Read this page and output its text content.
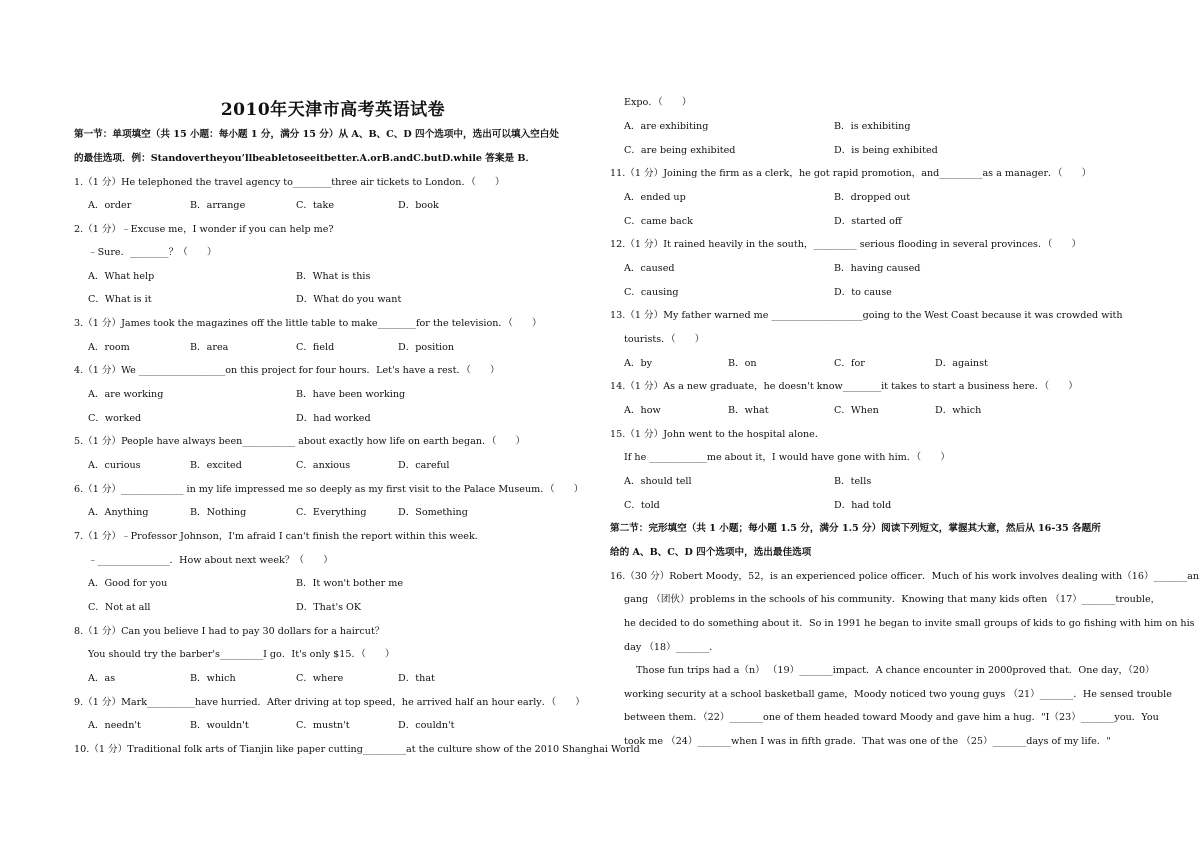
2010年天津市高考英语试卷
第一节：单项填空（共 15 小题：每小题 1 分，满分 15 分）从 A、B、C、D 四个选项中，选出可以填入空白处
的最佳选项．例：Standovertheyou’llbeabletoseeitbetter.A.orB.andC.butD.while 答案是 B．
1.（1 分）He telephoned the travel agency to________three air tickets to London．（　　）
A．order	B．arrange	C．take	D．book
2.（1 分）﹣Excuse me，I wonder if you can help me?
﹣Sure．________？（　　）
A．What help	B．What is this
C．What is it	D．What do you want
3.（1 分）James took the magazines off the little table to make________for the television．（　　）
A．room	B．area	C．field	D．position
4.（1 分）We __________________on this project for four hours．Let's have a rest．（　　）
A．are working	B．have been working
C．worked	D．had worked
5.（1 分）People have always been___________ about exactly how life on earth began．（　　）
A．curious	B．excited	C．anxious	D．careful
6.（1 分）_____________ in my life impressed me so deeply as my first visit to the Palace Museum．（　　）
A．Anything	B．Nothing	C．Everything	D．Something
7.（1 分）﹣Professor Johnson，I'm afraid I can't finish the report within this week．
﹣_______________．How about next week？（　　）
A．Good for you	B．It won't bother me
C．Not at all	D．That's OK
8.（1 分）Can you believe I had to pay 30 dollars for a haircut？
You should try the barber's_________I go．It's only $15．（　　）
A．as	B．which	C．where	D．that
9.（1 分）Mark__________have hurried．After driving at top speed，he arrived half an hour early．（　　）
A．needn't	B．wouldn't	C．mustn't	D．couldn't
10.（1 分）Traditional folk arts of Tianjin like paper cutting_________at the culture show of the 2010 Shanghai World
Expo．（　　）
A．are exhibiting	B．is exhibiting
C．are being exhibited	D．is being exhibited
11.（1 分）Joining the firm as a clerk，he got rapid promotion，and_________as a manager．（　　）
A．ended up	B．dropped out
C．came back	D．started off
12.（1 分）It rained heavily in the south，_________ serious flooding in several provinces．（　　）
A．caused	B．having caused
C．causing	D．to cause
13.（1 分）My father warned me ___________________going to the West Coast because it was crowded with
tourists．（　　）
A．by	B．on	C．for	D．against
14.（1 分）As a new graduate，he doesn't know________it takes to start a business here．（　　）
A．how	B．what	C．When	D．which
15.（1 分）John went to the hospital alone．
If he ____________me about it，I would have gone with him．（　　）
A．should tell	B．tells
C．told	D．had told
第二节：完形填空（共 1 小题；每小题 1.5 分，满分 1.5 分）阅读下列短文，掌握其大意，然后从 16-35 各题所
给的 A、B、C、D 四个选项中，选出最佳选项
16.（30 分）Robert Moody，52，is an experienced police officer．Much of his work involves dealing with（16）_______an
gang （团伙）problems in the schools of his community．Knowing that many kids often （17）_______trouble，
he decided to do something about it．So in 1991 he began to invite small groups of kids to go fishing with him on his
day （18）_______．
Those fun trips had a（n） （19）_______impact．A chance encounter in 2000proved that．One day，（20）
working security at a school basketball game，Moody noticed two young guys （21）_______．He sensed trouble
between them．（22）_______one of them headed toward Moody and gave him a hug．"I（23）_______you．You
took me （24）_______when I was in fifth grade．That was one of the （25）_______days of my life．"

*-*-*

## WHAT TO PRODUCE
The material above must be printed exactly, with its pictures left out.

## REPLY TO THE EXERCISE
Read this page and output its text content.
2010年天津市高考英语试卷
第一节：单项填空（共 15 小题：每小题 1 分，满分 15 分）从 A、B、C、D 四个选项中，选出可以填入空白处
的最佳选项．例：Standovertheyou’llbeabletoseeitbetter.A.orB.andC.butD.while 答案是 B．
1.（1 分）He telephoned the travel agency to________three air tickets to London．（　　）
A．order	B．arrange	C．take	D．book
2.（1 分）﹣Excuse me，I wonder if you can help me?
﹣Sure．________？（　　）
A．What help	B．What is this
C．What is it	D．What do you want
3.（1 分）James took the magazines off the little table to make________for the television．（　　）
A．room	B．area	C．field	D．position
4.（1 分）We __________________on this project for four hours．Let's have a rest．（　　）
A．are working	B．have been working
C．worked	D．had worked
5.（1 分）People have always been___________ about exactly how life on earth began．（　　）
A．curious	B．excited	C．anxious	D．careful
6.（1 分）_____________ in my life impressed me so deeply as my first visit to the Palace Museum．（　　）
A．Anything	B．Nothing	C．Everything	D．Something
7.（1 分）﹣Professor Johnson，I'm afraid I can't finish the report within this week．
﹣_______________．How about next week？（　　）
A．Good for you	B．It won't bother me
C．Not at all	D．That's OK
8.（1 分）Can you believe I had to pay 30 dollars for a haircut？
You should try the barber's_________I go．It's only $15．（　　）
A．as	B．which	C．where	D．that
9.（1 分）Mark__________have hurried．After driving at top speed，he arrived half an hour early．（　　）
A．needn't	B．wouldn't	C．mustn't	D．couldn't
10.（1 分）Traditional folk arts of Tianjin like paper cutting_________at the culture show of the 2010 Shanghai World
Expo．（　　）
A．are exhibiting	B．is exhibiting
C．are being exhibited	D．is being exhibited
11.（1 分）Joining the firm as a clerk，he got rapid promotion，and_________as a manager．（　　）
A．ended up	B．dropped out
C．came back	D．started off
12.（1 分）It rained heavily in the south，_________ serious flooding in several provinces．（　　）
A．caused	B．having caused
C．causing	D．to cause
13.（1 分）My father warned me ___________________going to the West Coast because it was crowded with
tourists．（　　）
A．by	B．on	C．for	D．against
14.（1 分）As a new graduate，he doesn't know________it takes to start a business here．（　　）
A．how	B．what	C．When	D．which
15.（1 分）John went to the hospital alone．
If he ____________me about it，I would have gone with him．（　　）
A．should tell	B．tells
C．told	D．had told
第二节：完形填空（共 1 小题；每小题 1.5 分，满分 1.5 分）阅读下列短文，掌握其大意，然后从 16-35 各题所
给的 A、B、C、D 四个选项中，选出最佳选项
16.（30 分）Robert Moody，52，is an experienced police officer．Much of his work involves dealing with（16）_______an
gang （团伙）problems in the schools of his community．Knowing that many kids often （17）_______trouble，
he decided to do something about it．So in 1991 he began to invite small groups of kids to go fishing with him on his
day （18）_______．
Those fun trips had a（n） （19）_______impact．A chance encounter in 2000proved that．One day，（20）
working security at a school basketball game，Moody noticed two young guys （21）_______．He sensed trouble
between them．（22）_______one of them headed toward Moody and gave him a hug．"I（23）_______you．You
took me （24）_______when I was in fifth grade．That was one of the （25）_______days of my life．"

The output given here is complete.